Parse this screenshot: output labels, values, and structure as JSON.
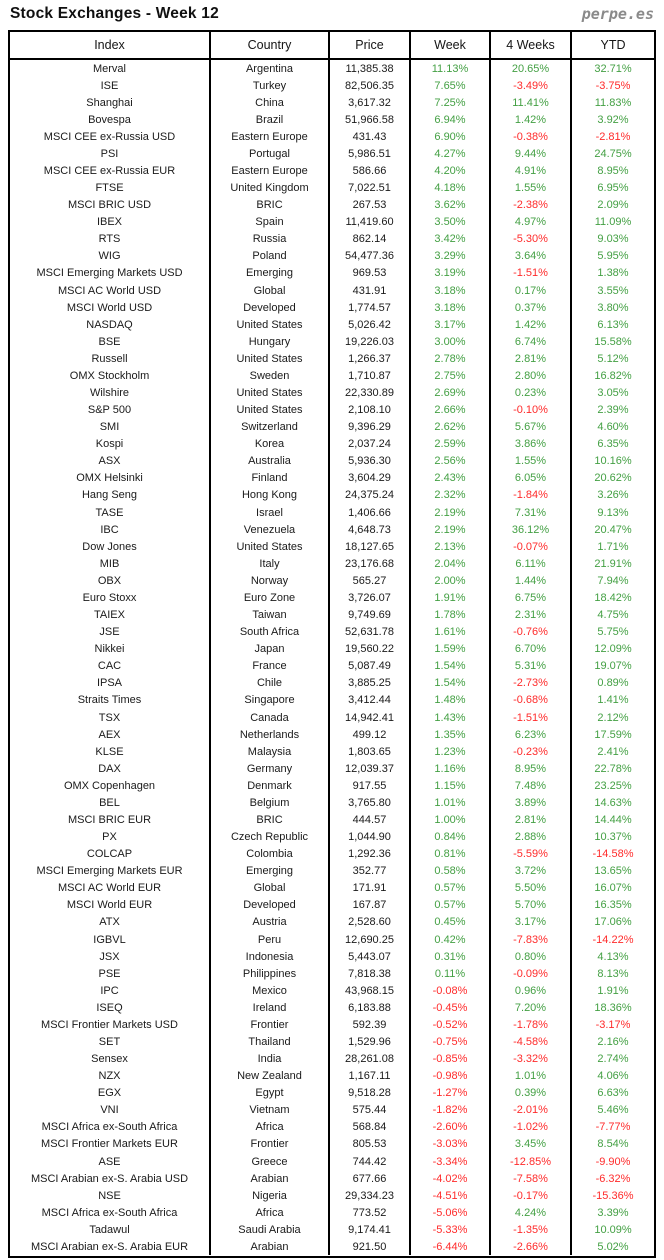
{
  "page": {
    "title": "Stock Exchanges - Week 12",
    "logo": "perpe.es"
  },
  "colors": {
    "positive": "#44a044",
    "negative": "#ff2b2b",
    "border": "#000000",
    "logo_gray": "#8a8a8a"
  },
  "chart_data": {
    "type": "table",
    "title": "Stock Exchanges - Week 12",
    "columns": [
      "Index",
      "Country",
      "Price",
      "Week",
      "4 Weeks",
      "YTD"
    ],
    "rows": [
      [
        "Merval",
        "Argentina",
        "11,385.38",
        "11.13%",
        "20.65%",
        "32.71%"
      ],
      [
        "ISE",
        "Turkey",
        "82,506.35",
        "7.65%",
        "-3.49%",
        "-3.75%"
      ],
      [
        "Shanghai",
        "China",
        "3,617.32",
        "7.25%",
        "11.41%",
        "11.83%"
      ],
      [
        "Bovespa",
        "Brazil",
        "51,966.58",
        "6.94%",
        "1.42%",
        "3.92%"
      ],
      [
        "MSCI CEE ex-Russia USD",
        "Eastern Europe",
        "431.43",
        "6.90%",
        "-0.38%",
        "-2.81%"
      ],
      [
        "PSI",
        "Portugal",
        "5,986.51",
        "4.27%",
        "9.44%",
        "24.75%"
      ],
      [
        "MSCI CEE ex-Russia EUR",
        "Eastern Europe",
        "586.66",
        "4.20%",
        "4.91%",
        "8.95%"
      ],
      [
        "FTSE",
        "United Kingdom",
        "7,022.51",
        "4.18%",
        "1.55%",
        "6.95%"
      ],
      [
        "MSCI BRIC USD",
        "BRIC",
        "267.53",
        "3.62%",
        "-2.38%",
        "2.09%"
      ],
      [
        "IBEX",
        "Spain",
        "11,419.60",
        "3.50%",
        "4.97%",
        "11.09%"
      ],
      [
        "RTS",
        "Russia",
        "862.14",
        "3.42%",
        "-5.30%",
        "9.03%"
      ],
      [
        "WIG",
        "Poland",
        "54,477.36",
        "3.29%",
        "3.64%",
        "5.95%"
      ],
      [
        "MSCI Emerging Markets USD",
        "Emerging",
        "969.53",
        "3.19%",
        "-1.51%",
        "1.38%"
      ],
      [
        "MSCI AC World USD",
        "Global",
        "431.91",
        "3.18%",
        "0.17%",
        "3.55%"
      ],
      [
        "MSCI World USD",
        "Developed",
        "1,774.57",
        "3.18%",
        "0.37%",
        "3.80%"
      ],
      [
        "NASDAQ",
        "United States",
        "5,026.42",
        "3.17%",
        "1.42%",
        "6.13%"
      ],
      [
        "BSE",
        "Hungary",
        "19,226.03",
        "3.00%",
        "6.74%",
        "15.58%"
      ],
      [
        "Russell",
        "United States",
        "1,266.37",
        "2.78%",
        "2.81%",
        "5.12%"
      ],
      [
        "OMX Stockholm",
        "Sweden",
        "1,710.87",
        "2.75%",
        "2.80%",
        "16.82%"
      ],
      [
        "Wilshire",
        "United States",
        "22,330.89",
        "2.69%",
        "0.23%",
        "3.05%"
      ],
      [
        "S&P 500",
        "United States",
        "2,108.10",
        "2.66%",
        "-0.10%",
        "2.39%"
      ],
      [
        "SMI",
        "Switzerland",
        "9,396.29",
        "2.62%",
        "5.67%",
        "4.60%"
      ],
      [
        "Kospi",
        "Korea",
        "2,037.24",
        "2.59%",
        "3.86%",
        "6.35%"
      ],
      [
        "ASX",
        "Australia",
        "5,936.30",
        "2.56%",
        "1.55%",
        "10.16%"
      ],
      [
        "OMX Helsinki",
        "Finland",
        "3,604.29",
        "2.43%",
        "6.05%",
        "20.62%"
      ],
      [
        "Hang Seng",
        "Hong Kong",
        "24,375.24",
        "2.32%",
        "-1.84%",
        "3.26%"
      ],
      [
        "TASE",
        "Israel",
        "1,406.66",
        "2.19%",
        "7.31%",
        "9.13%"
      ],
      [
        "IBC",
        "Venezuela",
        "4,648.73",
        "2.19%",
        "36.12%",
        "20.47%"
      ],
      [
        "Dow Jones",
        "United States",
        "18,127.65",
        "2.13%",
        "-0.07%",
        "1.71%"
      ],
      [
        "MIB",
        "Italy",
        "23,176.68",
        "2.04%",
        "6.11%",
        "21.91%"
      ],
      [
        "OBX",
        "Norway",
        "565.27",
        "2.00%",
        "1.44%",
        "7.94%"
      ],
      [
        "Euro Stoxx",
        "Euro Zone",
        "3,726.07",
        "1.91%",
        "6.75%",
        "18.42%"
      ],
      [
        "TAIEX",
        "Taiwan",
        "9,749.69",
        "1.78%",
        "2.31%",
        "4.75%"
      ],
      [
        "JSE",
        "South Africa",
        "52,631.78",
        "1.61%",
        "-0.76%",
        "5.75%"
      ],
      [
        "Nikkei",
        "Japan",
        "19,560.22",
        "1.59%",
        "6.70%",
        "12.09%"
      ],
      [
        "CAC",
        "France",
        "5,087.49",
        "1.54%",
        "5.31%",
        "19.07%"
      ],
      [
        "IPSA",
        "Chile",
        "3,885.25",
        "1.54%",
        "-2.73%",
        "0.89%"
      ],
      [
        "Straits Times",
        "Singapore",
        "3,412.44",
        "1.48%",
        "-0.68%",
        "1.41%"
      ],
      [
        "TSX",
        "Canada",
        "14,942.41",
        "1.43%",
        "-1.51%",
        "2.12%"
      ],
      [
        "AEX",
        "Netherlands",
        "499.12",
        "1.35%",
        "6.23%",
        "17.59%"
      ],
      [
        "KLSE",
        "Malaysia",
        "1,803.65",
        "1.23%",
        "-0.23%",
        "2.41%"
      ],
      [
        "DAX",
        "Germany",
        "12,039.37",
        "1.16%",
        "8.95%",
        "22.78%"
      ],
      [
        "OMX Copenhagen",
        "Denmark",
        "917.55",
        "1.15%",
        "7.48%",
        "23.25%"
      ],
      [
        "BEL",
        "Belgium",
        "3,765.80",
        "1.01%",
        "3.89%",
        "14.63%"
      ],
      [
        "MSCI BRIC EUR",
        "BRIC",
        "444.57",
        "1.00%",
        "2.81%",
        "14.44%"
      ],
      [
        "PX",
        "Czech Republic",
        "1,044.90",
        "0.84%",
        "2.88%",
        "10.37%"
      ],
      [
        "COLCAP",
        "Colombia",
        "1,292.36",
        "0.81%",
        "-5.59%",
        "-14.58%"
      ],
      [
        "MSCI Emerging Markets EUR",
        "Emerging",
        "352.77",
        "0.58%",
        "3.72%",
        "13.65%"
      ],
      [
        "MSCI AC World EUR",
        "Global",
        "171.91",
        "0.57%",
        "5.50%",
        "16.07%"
      ],
      [
        "MSCI World EUR",
        "Developed",
        "167.87",
        "0.57%",
        "5.70%",
        "16.35%"
      ],
      [
        "ATX",
        "Austria",
        "2,528.60",
        "0.45%",
        "3.17%",
        "17.06%"
      ],
      [
        "IGBVL",
        "Peru",
        "12,690.25",
        "0.42%",
        "-7.83%",
        "-14.22%"
      ],
      [
        "JSX",
        "Indonesia",
        "5,443.07",
        "0.31%",
        "0.80%",
        "4.13%"
      ],
      [
        "PSE",
        "Philippines",
        "7,818.38",
        "0.11%",
        "-0.09%",
        "8.13%"
      ],
      [
        "IPC",
        "Mexico",
        "43,968.15",
        "-0.08%",
        "0.96%",
        "1.91%"
      ],
      [
        "ISEQ",
        "Ireland",
        "6,183.88",
        "-0.45%",
        "7.20%",
        "18.36%"
      ],
      [
        "MSCI Frontier Markets USD",
        "Frontier",
        "592.39",
        "-0.52%",
        "-1.78%",
        "-3.17%"
      ],
      [
        "SET",
        "Thailand",
        "1,529.96",
        "-0.75%",
        "-4.58%",
        "2.16%"
      ],
      [
        "Sensex",
        "India",
        "28,261.08",
        "-0.85%",
        "-3.32%",
        "2.74%"
      ],
      [
        "NZX",
        "New Zealand",
        "1,167.11",
        "-0.98%",
        "1.01%",
        "4.06%"
      ],
      [
        "EGX",
        "Egypt",
        "9,518.28",
        "-1.27%",
        "0.39%",
        "6.63%"
      ],
      [
        "VNI",
        "Vietnam",
        "575.44",
        "-1.82%",
        "-2.01%",
        "5.46%"
      ],
      [
        "MSCI Africa ex-South Africa",
        "Africa",
        "568.84",
        "-2.60%",
        "-1.02%",
        "-7.77%"
      ],
      [
        "MSCI Frontier Markets EUR",
        "Frontier",
        "805.53",
        "-3.03%",
        "3.45%",
        "8.54%"
      ],
      [
        "ASE",
        "Greece",
        "744.42",
        "-3.34%",
        "-12.85%",
        "-9.90%"
      ],
      [
        "MSCI Arabian ex-S. Arabia USD",
        "Arabian",
        "677.66",
        "-4.02%",
        "-7.58%",
        "-6.32%"
      ],
      [
        "NSE",
        "Nigeria",
        "29,334.23",
        "-4.51%",
        "-0.17%",
        "-15.36%"
      ],
      [
        "MSCI Africa ex-South Africa",
        "Africa",
        "773.52",
        "-5.06%",
        "4.24%",
        "3.39%"
      ],
      [
        "Tadawul",
        "Saudi Arabia",
        "9,174.41",
        "-5.33%",
        "-1.35%",
        "10.09%"
      ],
      [
        "MSCI Arabian ex-S. Arabia EUR",
        "Arabian",
        "921.50",
        "-6.44%",
        "-2.66%",
        "5.02%"
      ]
    ]
  }
}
+ + +
Examine the listing and say how many of its lines contain the string "BRIC". Give the number alone.

◆ ANSWER BELOW: 4